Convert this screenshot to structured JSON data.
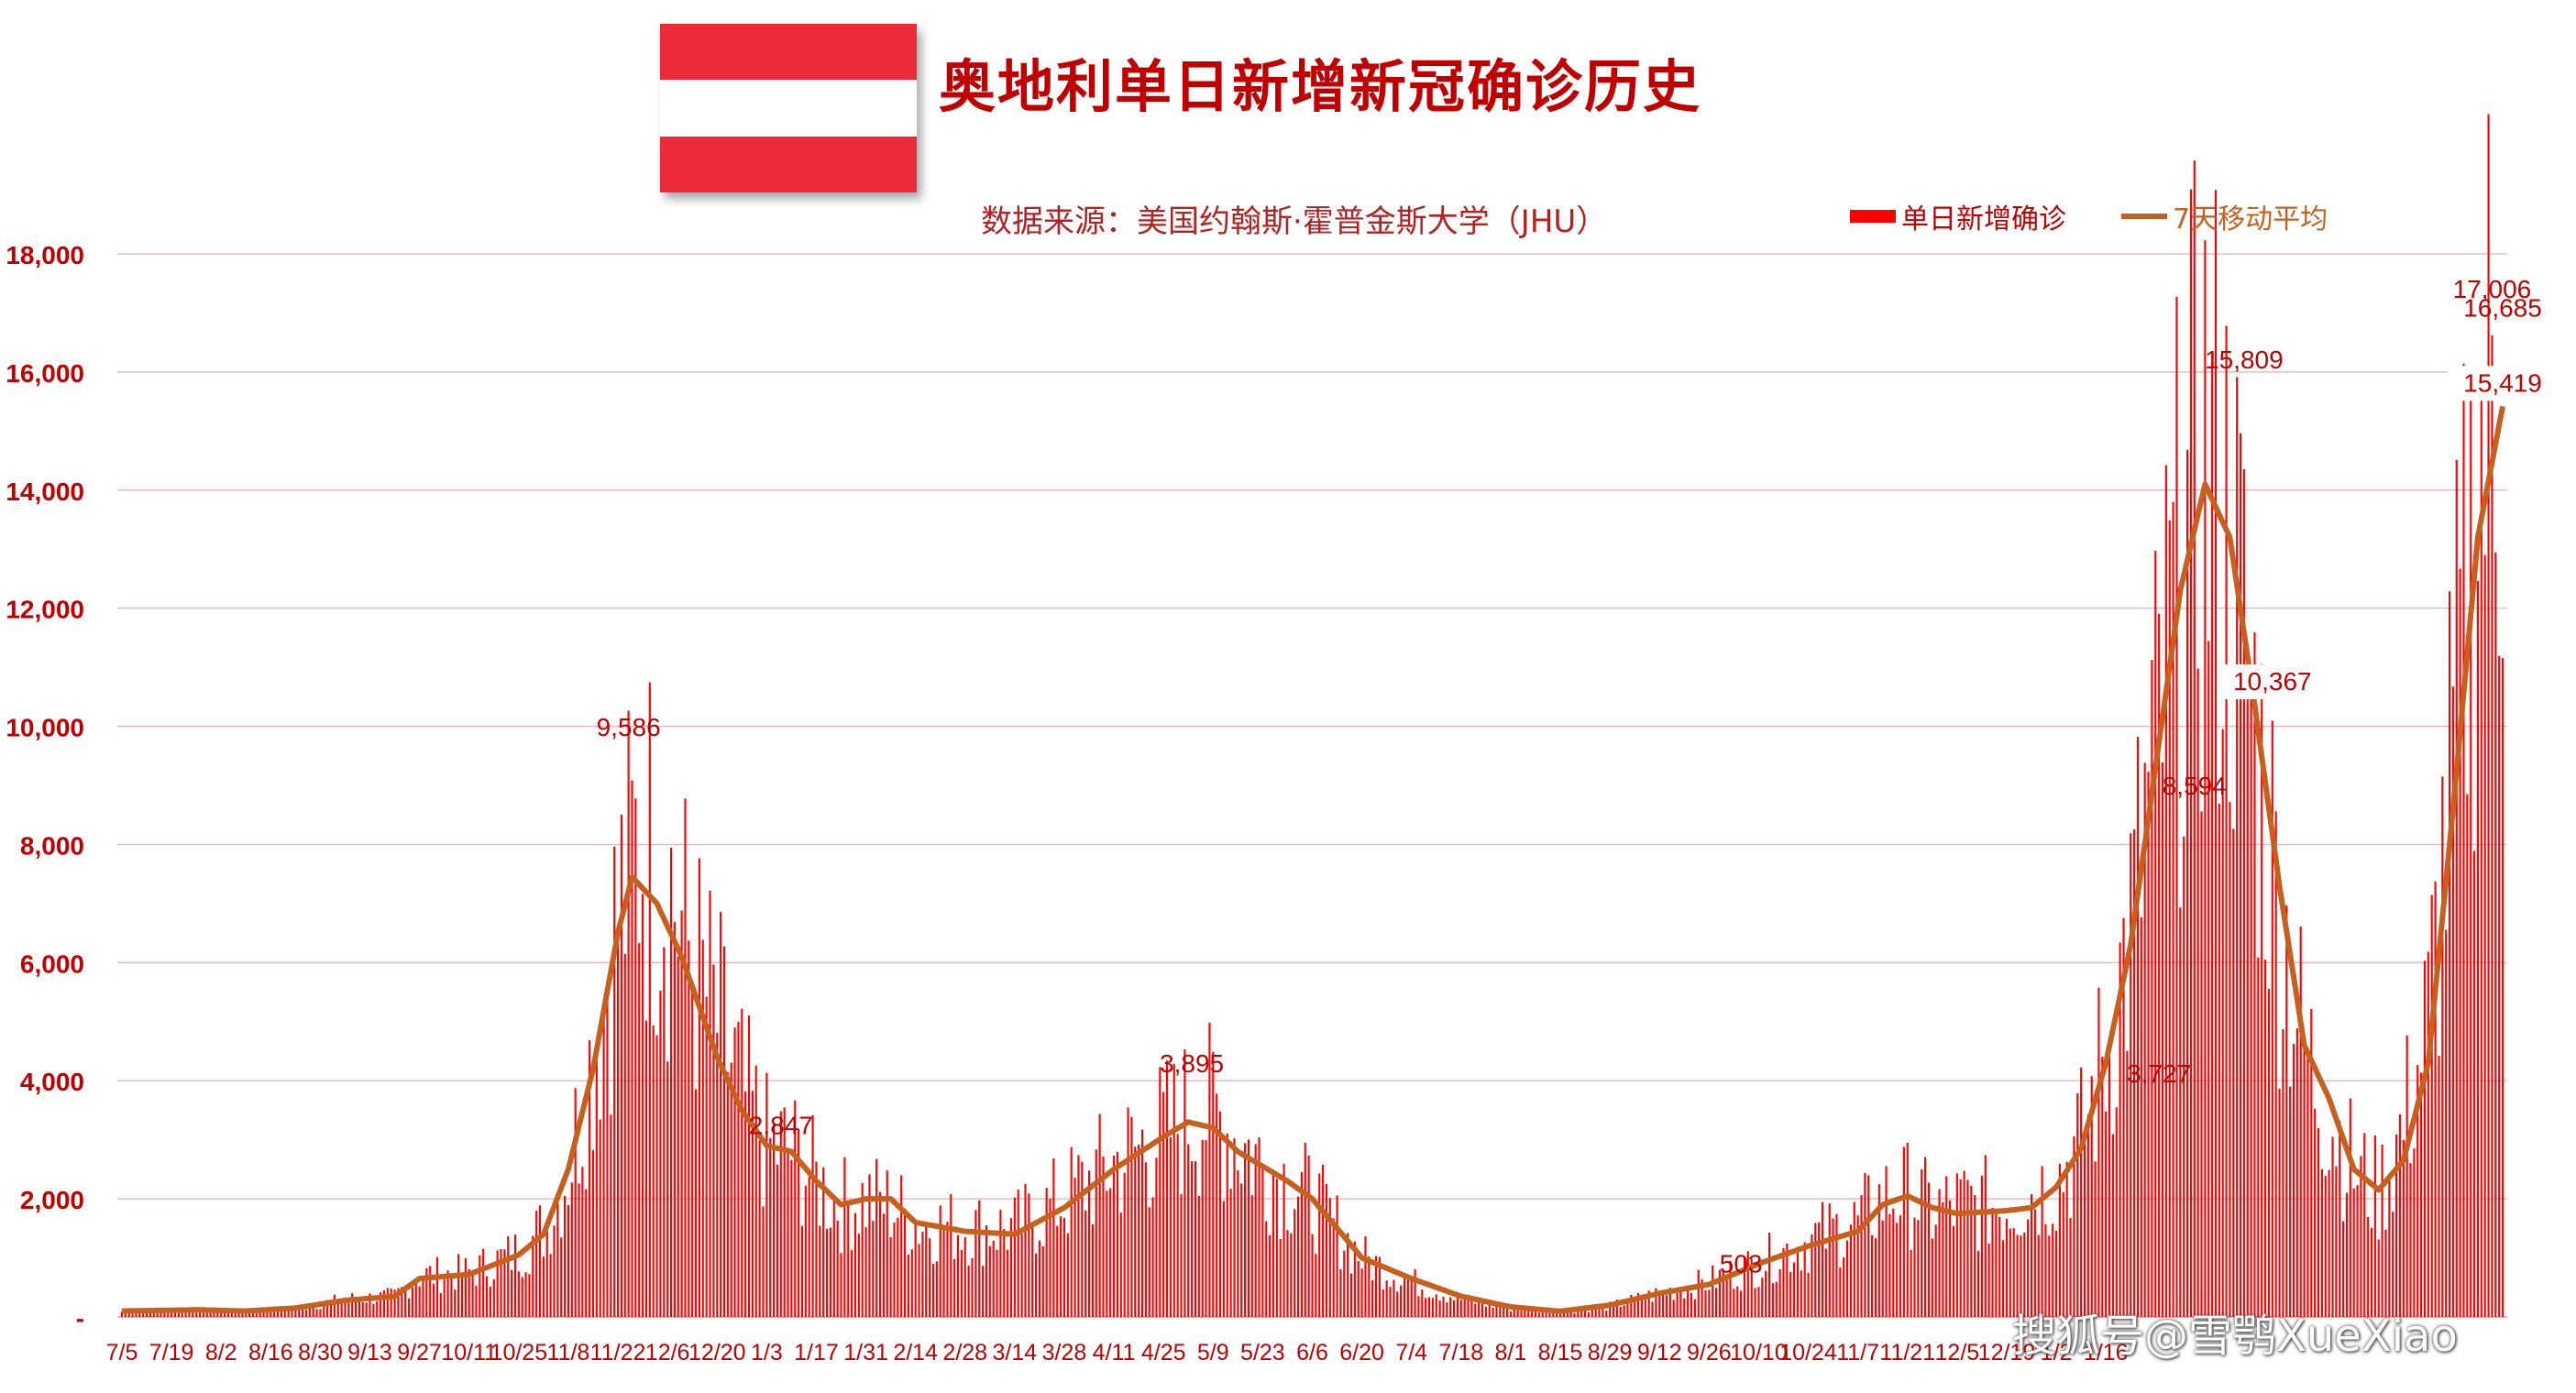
{
  "header": {
    "title": "奥地利单日新增新冠确诊历史",
    "subtitle": "数据来源：美国约翰斯·霍普金斯大学（JHU）",
    "flag_colors": [
      "#ee2b3b",
      "#ffffff",
      "#ee2b3b"
    ]
  },
  "legend": {
    "bar_label": "单日新增确诊",
    "line_label": "7天移动平均"
  },
  "watermark": "搜狐号@雪鹗XueXiao",
  "chart_data": {
    "type": "bar",
    "title": "奥地利单日新增新冠确诊历史",
    "xlabel": "",
    "ylabel": "",
    "ylim": [
      0,
      18000
    ],
    "yticks": [
      0,
      2000,
      4000,
      6000,
      8000,
      10000,
      12000,
      14000,
      16000,
      18000
    ],
    "ytick_labels": [
      "-",
      "2,000",
      "4,000",
      "6,000",
      "8,000",
      "10,000",
      "12,000",
      "14,000",
      "16,000",
      "18,000"
    ],
    "grid": true,
    "legend_position": "top-right",
    "bar_color": "#ff0000",
    "line_color": "#c5601e",
    "x_tick_labels": [
      "7/5",
      "7/19",
      "8/2",
      "8/16",
      "8/30",
      "9/13",
      "9/27",
      "10/11",
      "10/25",
      "11/8",
      "11/22",
      "12/6",
      "12/20",
      "1/3",
      "1/17",
      "1/31",
      "2/14",
      "2/28",
      "3/14",
      "3/28",
      "4/11",
      "4/25",
      "5/9",
      "5/23",
      "6/6",
      "6/20",
      "7/4",
      "7/18",
      "8/1",
      "8/15",
      "8/29",
      "9/12",
      "9/26",
      "10/10",
      "10/24",
      "11/7",
      "11/21",
      "12/5",
      "12/19",
      "1/2",
      "1/16"
    ],
    "x_tick_step_days": 14,
    "series": [
      {
        "name": "单日新增确诊",
        "kind": "bar",
        "anchors": [
          [
            0,
            90
          ],
          [
            21,
            120
          ],
          [
            35,
            100
          ],
          [
            49,
            150
          ],
          [
            63,
            300
          ],
          [
            77,
            350
          ],
          [
            84,
            700
          ],
          [
            98,
            750
          ],
          [
            112,
            1100
          ],
          [
            119,
            1500
          ],
          [
            126,
            2500
          ],
          [
            133,
            4500
          ],
          [
            140,
            6800
          ],
          [
            147,
            8200
          ],
          [
            154,
            7500
          ],
          [
            161,
            6000
          ],
          [
            168,
            5000
          ],
          [
            175,
            3800
          ],
          [
            182,
            2900
          ],
          [
            189,
            2800
          ],
          [
            196,
            2300
          ],
          [
            203,
            1900
          ],
          [
            210,
            2000
          ],
          [
            217,
            1900
          ],
          [
            224,
            1600
          ],
          [
            238,
            1500
          ],
          [
            252,
            1500
          ],
          [
            266,
            2000
          ],
          [
            280,
            2600
          ],
          [
            294,
            3100
          ],
          [
            301,
            3400
          ],
          [
            308,
            3500
          ],
          [
            315,
            3000
          ],
          [
            322,
            2600
          ],
          [
            329,
            2300
          ],
          [
            336,
            2000
          ],
          [
            343,
            1500
          ],
          [
            350,
            1000
          ],
          [
            364,
            600
          ],
          [
            378,
            300
          ],
          [
            392,
            150
          ],
          [
            406,
            90
          ],
          [
            420,
            180
          ],
          [
            434,
            400
          ],
          [
            448,
            600
          ],
          [
            462,
            900
          ],
          [
            476,
            1300
          ],
          [
            490,
            1600
          ],
          [
            497,
            2000
          ],
          [
            504,
            2100
          ],
          [
            511,
            1800
          ],
          [
            518,
            1900
          ],
          [
            532,
            1900
          ],
          [
            546,
            2300
          ],
          [
            553,
            3000
          ],
          [
            560,
            4500
          ],
          [
            567,
            6500
          ],
          [
            574,
            9500
          ],
          [
            581,
            12500
          ],
          [
            588,
            14500
          ],
          [
            595,
            13000
          ],
          [
            602,
            10000
          ],
          [
            609,
            7000
          ],
          [
            616,
            4500
          ],
          [
            623,
            3500
          ],
          [
            630,
            2500
          ],
          [
            637,
            2100
          ],
          [
            644,
            3200
          ],
          [
            651,
            5000
          ],
          [
            658,
            9500
          ],
          [
            665,
            14500
          ],
          [
            672,
            16500
          ]
        ]
      },
      {
        "name": "7天移动平均",
        "kind": "line",
        "anchors": [
          [
            0,
            100
          ],
          [
            21,
            120
          ],
          [
            35,
            100
          ],
          [
            49,
            150
          ],
          [
            63,
            280
          ],
          [
            77,
            350
          ],
          [
            84,
            650
          ],
          [
            98,
            720
          ],
          [
            112,
            1050
          ],
          [
            119,
            1400
          ],
          [
            126,
            2500
          ],
          [
            133,
            4200
          ],
          [
            140,
            6500
          ],
          [
            144,
            7450
          ],
          [
            151,
            7000
          ],
          [
            158,
            6100
          ],
          [
            168,
            4400
          ],
          [
            175,
            3500
          ],
          [
            182,
            2900
          ],
          [
            189,
            2800
          ],
          [
            196,
            2300
          ],
          [
            203,
            1900
          ],
          [
            210,
            2000
          ],
          [
            217,
            2000
          ],
          [
            224,
            1600
          ],
          [
            238,
            1450
          ],
          [
            252,
            1400
          ],
          [
            266,
            1850
          ],
          [
            280,
            2500
          ],
          [
            294,
            3050
          ],
          [
            301,
            3300
          ],
          [
            308,
            3200
          ],
          [
            315,
            2800
          ],
          [
            322,
            2550
          ],
          [
            329,
            2300
          ],
          [
            336,
            2000
          ],
          [
            343,
            1500
          ],
          [
            350,
            1000
          ],
          [
            364,
            650
          ],
          [
            378,
            350
          ],
          [
            392,
            170
          ],
          [
            406,
            95
          ],
          [
            420,
            200
          ],
          [
            434,
            400
          ],
          [
            448,
            550
          ],
          [
            462,
            900
          ],
          [
            476,
            1200
          ],
          [
            490,
            1450
          ],
          [
            497,
            1900
          ],
          [
            504,
            2050
          ],
          [
            511,
            1850
          ],
          [
            518,
            1750
          ],
          [
            532,
            1800
          ],
          [
            539,
            1850
          ],
          [
            546,
            2200
          ],
          [
            553,
            2850
          ],
          [
            560,
            4300
          ],
          [
            567,
            6300
          ],
          [
            574,
            9300
          ],
          [
            581,
            12300
          ],
          [
            588,
            14100
          ],
          [
            595,
            13200
          ],
          [
            602,
            10367
          ],
          [
            609,
            7300
          ],
          [
            616,
            4600
          ],
          [
            623,
            3700
          ],
          [
            630,
            2500
          ],
          [
            637,
            2150
          ],
          [
            644,
            2650
          ],
          [
            651,
            4300
          ],
          [
            658,
            8600
          ],
          [
            665,
            13200
          ],
          [
            672,
            15419
          ]
        ]
      }
    ],
    "peak_labels": [
      {
        "day": 143,
        "value": 9586,
        "text": "9,586"
      },
      {
        "day": 186,
        "value": 2847,
        "text": "2,847"
      },
      {
        "day": 302,
        "value": 3895,
        "text": "3,895"
      },
      {
        "day": 457,
        "value": 503,
        "text": "503"
      },
      {
        "day": 575,
        "value": 3727,
        "text": "3,727"
      },
      {
        "day": 585,
        "value": 8594,
        "text": "8,594"
      },
      {
        "day": 599,
        "value": 15809,
        "text": "15,809"
      },
      {
        "day": 607,
        "value": 10367,
        "text": "10,367",
        "boxed": true
      },
      {
        "day": 669,
        "value": 17006,
        "text": "17,006"
      },
      {
        "day": 672,
        "value": 16685,
        "text": "16,685"
      },
      {
        "day": 672,
        "value": 15419,
        "text": "15,419",
        "boxed": true
      }
    ]
  }
}
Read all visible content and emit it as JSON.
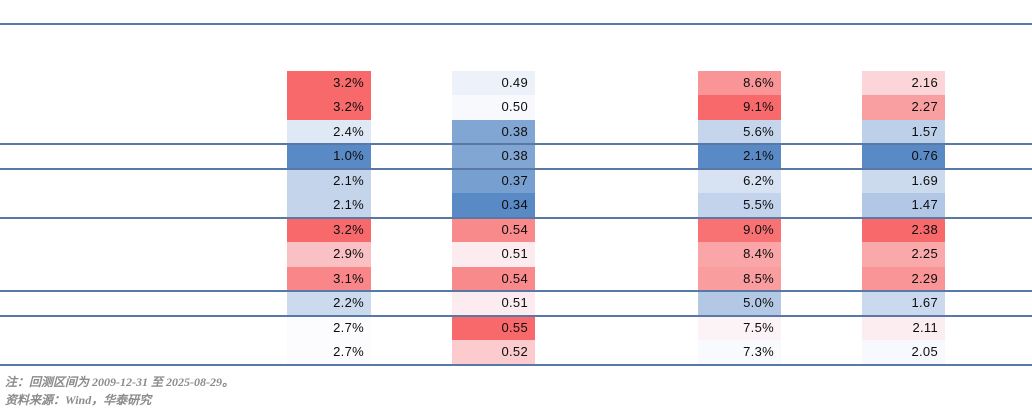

WHAT YOU ARE ASKED TO DO: Give an exact reproduction of every line, leaving out any picture.

WRITTEN RESPONSE:
Convert this screenshot to structured JSON data.
{
  "header": {
    "title": "奥地利单日新增新冠确诊历史",
    "subtitle": "数据来源：美国约翰斯·霍普金斯大学（JHU）",
    "flag_colors": [
      "#ee2b3b",
      "#ffffff",
      "#ee2b3b"
    ]
  },
  "legend": {
    "bar_label": "单日新增确诊",
    "line_label": "7天移动平均"
  },
  "watermark": "搜狐号@雪鹗XueXiao",
  "chart_data": {
    "type": "bar",
    "title": "奥地利单日新增新冠确诊历史",
    "xlabel": "",
    "ylabel": "",
    "ylim": [
      0,
      18000
    ],
    "yticks": [
      0,
      2000,
      4000,
      6000,
      8000,
      10000,
      12000,
      14000,
      16000,
      18000
    ],
    "ytick_labels": [
      "-",
      "2,000",
      "4,000",
      "6,000",
      "8,000",
      "10,000",
      "12,000",
      "14,000",
      "16,000",
      "18,000"
    ],
    "grid": true,
    "legend_position": "top-right",
    "bar_color": "#ff0000",
    "line_color": "#c5601e",
    "x_tick_labels": [
      "7/5",
      "7/19",
      "8/2",
      "8/16",
      "8/30",
      "9/13",
      "9/27",
      "10/11",
      "10/25",
      "11/8",
      "11/22",
      "12/6",
      "12/20",
      "1/3",
      "1/17",
      "1/31",
      "2/14",
      "2/28",
      "3/14",
      "3/28",
      "4/11",
      "4/25",
      "5/9",
      "5/23",
      "6/6",
      "6/20",
      "7/4",
      "7/18",
      "8/1",
      "8/15",
      "8/29",
      "9/12",
      "9/26",
      "10/10",
      "10/24",
      "11/7",
      "11/21",
      "12/5",
      "12/19",
      "1/2",
      "1/16"
    ],
    "x_tick_step_days": 14,
    "series": [
      {
        "name": "单日新增确诊",
        "kind": "bar",
        "anchors": [
          [
            0,
            90
          ],
          [
            21,
            120
          ],
          [
            35,
            100
          ],
          [
            49,
            150
          ],
          [
            63,
            300
          ],
          [
            77,
            350
          ],
          [
            84,
            700
          ],
          [
            98,
            750
          ],
          [
            112,
            1100
          ],
          [
            119,
            1500
          ],
          [
            126,
            2500
          ],
          [
            133,
            4500
          ],
          [
            140,
            6800
          ],
          [
            147,
            8200
          ],
          [
            154,
            7500
          ],
          [
            161,
            6000
          ],
          [
            168,
            5000
          ],
          [
            175,
            3800
          ],
          [
            182,
            2900
          ],
          [
            189,
            2800
          ],
          [
            196,
            2300
          ],
          [
            203,
            1900
          ],
          [
            210,
            2000
          ],
          [
            217,
            1900
          ],
          [
            224,
            1600
          ],
          [
            238,
            1500
          ],
          [
            252,
            1500
          ],
          [
            266,
            2000
          ],
          [
            280,
            2600
          ],
          [
            294,
            3100
          ],
          [
            301,
            3400
          ],
          [
            308,
            3500
          ],
          [
            315,
            3000
          ],
          [
            322,
            2600
          ],
          [
            329,
            2300
          ],
          [
            336,
            2000
          ],
          [
            343,
            1500
          ],
          [
            350,
            1000
          ],
          [
            364,
            600
          ],
          [
            378,
            300
          ],
          [
            392,
            150
          ],
          [
            406,
            90
          ],
          [
            420,
            180
          ],
          [
            434,
            400
          ],
          [
            448,
            600
          ],
          [
            462,
            900
          ],
          [
            476,
            1300
          ],
          [
            490,
            1600
          ],
          [
            497,
            2000
          ],
          [
            504,
            2100
          ],
          [
            511,
            1800
          ],
          [
            518,
            1900
          ],
          [
            532,
            1900
          ],
          [
            546,
            2300
          ],
          [
            553,
            3000
          ],
          [
            560,
            4500
          ],
          [
            567,
            6500
          ],
          [
            574,
            9500
          ],
          [
            581,
            12500
          ],
          [
            588,
            14500
          ],
          [
            595,
            13000
          ],
          [
            602,
            10000
          ],
          [
            609,
            7000
          ],
          [
            616,
            4500
          ],
          [
            623,
            3500
          ],
          [
            630,
            2500
          ],
          [
            637,
            2100
          ],
          [
            644,
            3200
          ],
          [
            651,
            5000
          ],
          [
            658,
            9500
          ],
          [
            665,
            14500
          ],
          [
            672,
            16500
          ]
        ]
      },
      {
        "name": "7天移动平均",
        "kind": "line",
        "anchors": [
          [
            0,
            100
          ],
          [
            21,
            120
          ],
          [
            35,
            100
          ],
          [
            49,
            150
          ],
          [
            63,
            280
          ],
          [
            77,
            350
          ],
          [
            84,
            650
          ],
          [
            98,
            720
          ],
          [
            112,
            1050
          ],
          [
            119,
            1400
          ],
          [
            126,
            2500
          ],
          [
            133,
            4200
          ],
          [
            140,
            6500
          ],
          [
            144,
            7450
          ],
          [
            151,
            7000
          ],
          [
            158,
            6100
          ],
          [
            168,
            4400
          ],
          [
            175,
            3500
          ],
          [
            182,
            2900
          ],
          [
            189,
            2800
          ],
          [
            196,
            2300
          ],
          [
            203,
            1900
          ],
          [
            210,
            2000
          ],
          [
            217,
            2000
          ],
          [
            224,
            1600
          ],
          [
            238,
            1450
          ],
          [
            252,
            1400
          ],
          [
            266,
            1850
          ],
          [
            280,
            2500
          ],
          [
            294,
            3050
          ],
          [
            301,
            3300
          ],
          [
            308,
            3200
          ],
          [
            315,
            2800
          ],
          [
            322,
            2550
          ],
          [
            329,
            2300
          ],
          [
            336,
            2000
          ],
          [
            343,
            1500
          ],
          [
            350,
            1000
          ],
          [
            364,
            650
          ],
          [
            378,
            350
          ],
          [
            392,
            170
          ],
          [
            406,
            95
          ],
          [
            420,
            200
          ],
          [
            434,
            400
          ],
          [
            448,
            550
          ],
          [
            462,
            900
          ],
          [
            476,
            1200
          ],
          [
            490,
            1450
          ],
          [
            497,
            1900
          ],
          [
            504,
            2050
          ],
          [
            511,
            1850
          ],
          [
            518,
            1750
          ],
          [
            532,
            1800
          ],
          [
            539,
            1850
          ],
          [
            546,
            2200
          ],
          [
            553,
            2850
          ],
          [
            560,
            4300
          ],
          [
            567,
            6300
          ],
          [
            574,
            9300
          ],
          [
            581,
            12300
          ],
          [
            588,
            14100
          ],
          [
            595,
            13200
          ],
          [
            602,
            10367
          ],
          [
            609,
            7300
          ],
          [
            616,
            4600
          ],
          [
            623,
            3700
          ],
          [
            630,
            2500
          ],
          [
            637,
            2150
          ],
          [
            644,
            2650
          ],
          [
            651,
            4300
          ],
          [
            658,
            8600
          ],
          [
            665,
            13200
          ],
          [
            672,
            15419
          ]
        ]
      }
    ],
    "peak_labels": [
      {
        "day": 143,
        "value": 9586,
        "text": "9,586"
      },
      {
        "day": 186,
        "value": 2847,
        "text": "2,847"
      },
      {
        "day": 302,
        "value": 3895,
        "text": "3,895"
      },
      {
        "day": 457,
        "value": 503,
        "text": "503"
      },
      {
        "day": 575,
        "value": 3727,
        "text": "3,727"
      },
      {
        "day": 585,
        "value": 8594,
        "text": "8,594"
      },
      {
        "day": 599,
        "value": 15809,
        "text": "15,809"
      },
      {
        "day": 607,
        "value": 10367,
        "text": "10,367",
        "boxed": true
      },
      {
        "day": 669,
        "value": 17006,
        "text": "17,006"
      },
      {
        "day": 672,
        "value": 16685,
        "text": "16,685"
      },
      {
        "day": 672,
        "value": 15419,
        "text": "15,419",
        "boxed": true
      }
    ]
  }
}
Read all visible content and emit it as JSON.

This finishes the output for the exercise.